Directive » From the entries below, copy every line holding the word "RADICO".

Dataset entries »
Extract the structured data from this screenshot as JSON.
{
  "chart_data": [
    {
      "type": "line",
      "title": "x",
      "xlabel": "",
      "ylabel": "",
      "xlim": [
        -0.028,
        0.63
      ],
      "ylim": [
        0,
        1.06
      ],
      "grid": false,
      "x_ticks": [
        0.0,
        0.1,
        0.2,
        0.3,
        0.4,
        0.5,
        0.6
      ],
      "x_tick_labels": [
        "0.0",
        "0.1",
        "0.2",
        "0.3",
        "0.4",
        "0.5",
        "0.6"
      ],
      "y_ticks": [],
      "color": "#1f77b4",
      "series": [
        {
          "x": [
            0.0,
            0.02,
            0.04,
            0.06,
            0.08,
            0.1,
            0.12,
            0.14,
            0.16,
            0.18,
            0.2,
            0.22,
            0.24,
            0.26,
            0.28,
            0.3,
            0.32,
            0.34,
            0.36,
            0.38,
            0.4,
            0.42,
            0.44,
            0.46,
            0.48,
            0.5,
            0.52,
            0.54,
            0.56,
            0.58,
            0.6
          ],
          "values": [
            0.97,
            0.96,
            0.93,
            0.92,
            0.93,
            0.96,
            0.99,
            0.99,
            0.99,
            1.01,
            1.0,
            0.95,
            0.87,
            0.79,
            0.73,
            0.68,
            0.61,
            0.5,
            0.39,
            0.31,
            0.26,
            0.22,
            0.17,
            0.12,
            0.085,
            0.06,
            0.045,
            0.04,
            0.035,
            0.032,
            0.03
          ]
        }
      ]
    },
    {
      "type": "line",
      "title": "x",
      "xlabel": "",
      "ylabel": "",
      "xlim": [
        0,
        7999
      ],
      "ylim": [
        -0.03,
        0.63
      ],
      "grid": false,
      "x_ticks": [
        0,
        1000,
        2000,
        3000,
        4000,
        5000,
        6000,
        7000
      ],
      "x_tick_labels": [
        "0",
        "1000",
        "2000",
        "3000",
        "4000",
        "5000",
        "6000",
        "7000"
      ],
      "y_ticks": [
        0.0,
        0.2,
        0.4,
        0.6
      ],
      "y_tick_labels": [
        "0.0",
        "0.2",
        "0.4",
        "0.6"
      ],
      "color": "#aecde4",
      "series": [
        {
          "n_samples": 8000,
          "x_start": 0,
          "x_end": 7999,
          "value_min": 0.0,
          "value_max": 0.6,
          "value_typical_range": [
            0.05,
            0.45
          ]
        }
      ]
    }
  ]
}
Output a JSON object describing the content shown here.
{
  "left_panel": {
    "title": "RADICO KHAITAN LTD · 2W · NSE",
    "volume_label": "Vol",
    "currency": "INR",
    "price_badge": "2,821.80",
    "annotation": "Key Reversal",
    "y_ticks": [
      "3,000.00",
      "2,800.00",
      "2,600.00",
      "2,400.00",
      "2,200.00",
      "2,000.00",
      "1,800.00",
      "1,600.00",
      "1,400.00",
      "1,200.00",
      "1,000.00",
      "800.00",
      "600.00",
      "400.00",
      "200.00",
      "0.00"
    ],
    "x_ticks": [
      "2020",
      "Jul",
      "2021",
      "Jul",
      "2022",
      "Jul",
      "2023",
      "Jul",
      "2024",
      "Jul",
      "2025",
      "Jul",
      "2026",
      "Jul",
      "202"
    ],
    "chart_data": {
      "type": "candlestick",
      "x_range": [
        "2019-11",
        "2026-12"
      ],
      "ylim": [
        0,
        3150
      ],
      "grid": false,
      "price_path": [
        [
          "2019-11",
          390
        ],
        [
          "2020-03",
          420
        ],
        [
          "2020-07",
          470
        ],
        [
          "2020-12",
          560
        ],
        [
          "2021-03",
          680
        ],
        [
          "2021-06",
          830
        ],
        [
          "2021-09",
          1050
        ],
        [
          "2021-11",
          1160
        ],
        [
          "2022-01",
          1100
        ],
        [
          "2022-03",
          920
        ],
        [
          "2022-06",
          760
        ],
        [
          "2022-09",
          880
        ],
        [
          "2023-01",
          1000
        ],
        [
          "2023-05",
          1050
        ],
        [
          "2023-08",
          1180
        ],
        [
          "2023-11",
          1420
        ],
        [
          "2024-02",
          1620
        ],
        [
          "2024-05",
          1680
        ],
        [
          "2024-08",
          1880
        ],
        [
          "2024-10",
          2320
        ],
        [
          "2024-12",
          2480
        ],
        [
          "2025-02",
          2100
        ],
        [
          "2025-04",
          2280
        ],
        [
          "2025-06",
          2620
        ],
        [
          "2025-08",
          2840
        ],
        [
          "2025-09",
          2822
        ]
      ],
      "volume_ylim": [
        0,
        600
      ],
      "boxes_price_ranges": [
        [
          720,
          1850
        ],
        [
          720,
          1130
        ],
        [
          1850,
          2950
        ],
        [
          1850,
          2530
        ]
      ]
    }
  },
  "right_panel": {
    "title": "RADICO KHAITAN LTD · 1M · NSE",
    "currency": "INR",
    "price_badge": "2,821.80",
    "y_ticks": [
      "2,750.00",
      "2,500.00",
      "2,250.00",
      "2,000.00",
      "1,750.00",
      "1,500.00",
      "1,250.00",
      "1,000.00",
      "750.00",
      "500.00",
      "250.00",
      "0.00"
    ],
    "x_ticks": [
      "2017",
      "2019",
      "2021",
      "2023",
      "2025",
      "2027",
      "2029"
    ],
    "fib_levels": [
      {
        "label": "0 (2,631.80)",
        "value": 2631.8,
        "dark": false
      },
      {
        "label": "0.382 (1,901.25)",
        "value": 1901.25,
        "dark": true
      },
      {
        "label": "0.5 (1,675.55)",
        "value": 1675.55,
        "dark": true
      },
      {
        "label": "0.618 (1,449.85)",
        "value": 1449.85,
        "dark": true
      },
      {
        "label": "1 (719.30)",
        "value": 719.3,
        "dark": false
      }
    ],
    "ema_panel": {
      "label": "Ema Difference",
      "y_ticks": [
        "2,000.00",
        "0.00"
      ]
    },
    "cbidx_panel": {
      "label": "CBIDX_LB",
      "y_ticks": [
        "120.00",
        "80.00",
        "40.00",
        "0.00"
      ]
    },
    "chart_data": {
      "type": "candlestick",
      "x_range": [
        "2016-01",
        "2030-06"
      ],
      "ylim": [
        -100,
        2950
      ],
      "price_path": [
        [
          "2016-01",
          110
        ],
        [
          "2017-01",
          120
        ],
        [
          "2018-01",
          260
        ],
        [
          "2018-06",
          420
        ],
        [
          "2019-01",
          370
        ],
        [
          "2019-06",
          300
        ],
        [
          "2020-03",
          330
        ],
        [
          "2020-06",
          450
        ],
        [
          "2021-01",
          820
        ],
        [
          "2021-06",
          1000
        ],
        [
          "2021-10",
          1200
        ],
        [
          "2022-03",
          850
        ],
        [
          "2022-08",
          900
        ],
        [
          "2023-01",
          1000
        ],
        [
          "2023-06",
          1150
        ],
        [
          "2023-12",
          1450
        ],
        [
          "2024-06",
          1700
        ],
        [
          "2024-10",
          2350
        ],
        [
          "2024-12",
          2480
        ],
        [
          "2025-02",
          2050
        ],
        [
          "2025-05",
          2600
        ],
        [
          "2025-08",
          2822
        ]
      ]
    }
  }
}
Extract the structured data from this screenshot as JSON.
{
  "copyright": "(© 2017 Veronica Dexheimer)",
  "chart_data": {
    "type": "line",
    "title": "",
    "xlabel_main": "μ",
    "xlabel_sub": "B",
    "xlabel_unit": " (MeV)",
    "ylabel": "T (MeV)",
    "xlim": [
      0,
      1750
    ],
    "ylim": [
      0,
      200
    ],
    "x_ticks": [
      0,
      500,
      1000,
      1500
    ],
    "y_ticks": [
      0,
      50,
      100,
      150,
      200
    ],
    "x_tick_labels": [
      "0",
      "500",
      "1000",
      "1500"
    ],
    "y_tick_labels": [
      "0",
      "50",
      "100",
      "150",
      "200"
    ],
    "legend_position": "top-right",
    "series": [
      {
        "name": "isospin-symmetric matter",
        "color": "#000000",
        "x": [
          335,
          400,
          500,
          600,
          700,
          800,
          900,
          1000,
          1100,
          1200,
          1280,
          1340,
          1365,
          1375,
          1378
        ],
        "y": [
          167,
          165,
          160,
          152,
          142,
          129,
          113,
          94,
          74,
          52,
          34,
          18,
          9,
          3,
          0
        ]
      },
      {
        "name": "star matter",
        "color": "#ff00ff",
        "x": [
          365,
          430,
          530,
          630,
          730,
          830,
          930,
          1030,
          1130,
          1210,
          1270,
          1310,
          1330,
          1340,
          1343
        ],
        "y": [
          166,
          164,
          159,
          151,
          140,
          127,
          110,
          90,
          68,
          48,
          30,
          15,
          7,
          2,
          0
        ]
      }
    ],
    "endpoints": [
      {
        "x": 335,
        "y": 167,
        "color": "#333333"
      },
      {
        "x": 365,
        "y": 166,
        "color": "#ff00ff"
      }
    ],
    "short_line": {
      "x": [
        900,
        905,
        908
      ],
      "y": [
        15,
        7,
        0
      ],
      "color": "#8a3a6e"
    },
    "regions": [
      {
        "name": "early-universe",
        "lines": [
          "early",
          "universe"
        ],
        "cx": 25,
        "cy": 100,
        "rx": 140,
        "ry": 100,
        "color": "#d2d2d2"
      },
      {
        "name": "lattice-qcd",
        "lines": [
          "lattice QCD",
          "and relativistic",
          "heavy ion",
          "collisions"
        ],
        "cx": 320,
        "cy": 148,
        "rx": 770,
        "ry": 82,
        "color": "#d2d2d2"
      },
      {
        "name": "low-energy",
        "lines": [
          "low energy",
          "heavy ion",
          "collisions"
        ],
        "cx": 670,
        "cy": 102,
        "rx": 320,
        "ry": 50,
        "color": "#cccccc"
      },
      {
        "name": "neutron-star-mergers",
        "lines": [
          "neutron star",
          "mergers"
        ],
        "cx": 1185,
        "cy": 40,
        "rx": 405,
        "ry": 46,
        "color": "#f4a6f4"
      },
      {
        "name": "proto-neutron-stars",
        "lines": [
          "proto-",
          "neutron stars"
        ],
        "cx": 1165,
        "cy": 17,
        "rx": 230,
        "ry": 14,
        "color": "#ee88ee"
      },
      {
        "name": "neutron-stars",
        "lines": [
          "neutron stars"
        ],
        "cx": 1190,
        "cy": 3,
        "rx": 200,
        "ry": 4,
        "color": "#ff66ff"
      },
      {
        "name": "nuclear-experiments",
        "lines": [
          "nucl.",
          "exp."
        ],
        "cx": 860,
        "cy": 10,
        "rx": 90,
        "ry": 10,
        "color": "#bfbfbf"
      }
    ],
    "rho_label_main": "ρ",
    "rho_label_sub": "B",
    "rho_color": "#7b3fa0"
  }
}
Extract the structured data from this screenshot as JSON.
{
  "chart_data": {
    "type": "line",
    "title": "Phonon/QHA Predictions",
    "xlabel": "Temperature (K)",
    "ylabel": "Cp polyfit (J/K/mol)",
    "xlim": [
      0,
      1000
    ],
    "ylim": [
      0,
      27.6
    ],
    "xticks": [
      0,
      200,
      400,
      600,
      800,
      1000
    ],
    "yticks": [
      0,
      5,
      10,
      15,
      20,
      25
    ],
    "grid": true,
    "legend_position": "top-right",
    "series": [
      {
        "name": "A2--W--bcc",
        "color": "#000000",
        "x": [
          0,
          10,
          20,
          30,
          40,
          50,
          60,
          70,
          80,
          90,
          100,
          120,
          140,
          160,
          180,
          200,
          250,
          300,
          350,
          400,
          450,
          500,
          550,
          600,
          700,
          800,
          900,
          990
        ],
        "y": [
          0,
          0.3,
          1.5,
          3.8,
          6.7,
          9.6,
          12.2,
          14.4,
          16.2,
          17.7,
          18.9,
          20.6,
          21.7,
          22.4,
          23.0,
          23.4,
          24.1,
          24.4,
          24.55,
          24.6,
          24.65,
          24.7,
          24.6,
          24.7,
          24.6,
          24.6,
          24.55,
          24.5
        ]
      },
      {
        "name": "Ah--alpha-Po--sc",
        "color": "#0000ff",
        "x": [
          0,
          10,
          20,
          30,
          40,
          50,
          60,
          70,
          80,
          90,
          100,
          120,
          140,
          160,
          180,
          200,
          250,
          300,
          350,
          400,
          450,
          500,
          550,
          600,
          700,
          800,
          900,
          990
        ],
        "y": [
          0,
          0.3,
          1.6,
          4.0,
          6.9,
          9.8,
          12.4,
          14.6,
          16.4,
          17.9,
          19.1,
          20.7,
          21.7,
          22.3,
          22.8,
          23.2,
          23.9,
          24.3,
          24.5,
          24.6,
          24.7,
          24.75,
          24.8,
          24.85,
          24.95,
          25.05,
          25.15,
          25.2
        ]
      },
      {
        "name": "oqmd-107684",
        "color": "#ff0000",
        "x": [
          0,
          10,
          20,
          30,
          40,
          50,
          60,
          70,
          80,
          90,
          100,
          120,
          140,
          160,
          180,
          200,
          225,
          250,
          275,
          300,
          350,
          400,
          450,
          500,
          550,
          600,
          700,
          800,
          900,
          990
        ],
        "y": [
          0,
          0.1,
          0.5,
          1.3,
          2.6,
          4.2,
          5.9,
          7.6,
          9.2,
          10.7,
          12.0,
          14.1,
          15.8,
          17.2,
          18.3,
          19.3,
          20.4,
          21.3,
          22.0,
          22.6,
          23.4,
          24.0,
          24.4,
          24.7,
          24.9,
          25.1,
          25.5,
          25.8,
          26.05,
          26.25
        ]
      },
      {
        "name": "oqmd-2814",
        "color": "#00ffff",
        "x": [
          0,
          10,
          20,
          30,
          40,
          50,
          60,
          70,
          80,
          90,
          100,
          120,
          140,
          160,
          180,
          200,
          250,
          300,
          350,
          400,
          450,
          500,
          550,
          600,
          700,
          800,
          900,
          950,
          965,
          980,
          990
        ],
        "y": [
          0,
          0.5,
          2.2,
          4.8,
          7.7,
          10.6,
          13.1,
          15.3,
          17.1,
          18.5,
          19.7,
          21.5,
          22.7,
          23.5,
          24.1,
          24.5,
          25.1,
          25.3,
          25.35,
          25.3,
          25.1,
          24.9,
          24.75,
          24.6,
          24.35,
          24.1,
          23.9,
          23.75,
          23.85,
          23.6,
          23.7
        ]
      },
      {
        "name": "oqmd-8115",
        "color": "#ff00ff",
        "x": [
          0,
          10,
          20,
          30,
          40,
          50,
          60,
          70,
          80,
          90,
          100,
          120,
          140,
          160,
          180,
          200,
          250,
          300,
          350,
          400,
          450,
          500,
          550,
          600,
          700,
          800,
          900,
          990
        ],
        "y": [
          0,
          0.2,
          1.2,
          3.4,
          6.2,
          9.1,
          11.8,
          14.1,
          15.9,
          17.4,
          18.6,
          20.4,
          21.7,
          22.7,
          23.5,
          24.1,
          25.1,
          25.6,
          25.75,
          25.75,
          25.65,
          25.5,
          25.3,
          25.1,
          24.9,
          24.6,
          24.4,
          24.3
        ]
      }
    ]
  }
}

Answer to the exercise »
    "title": "RADICO KHAITAN LTD · 2W · NSE",
    "title": "RADICO KHAITAN LTD · 1M · NSE",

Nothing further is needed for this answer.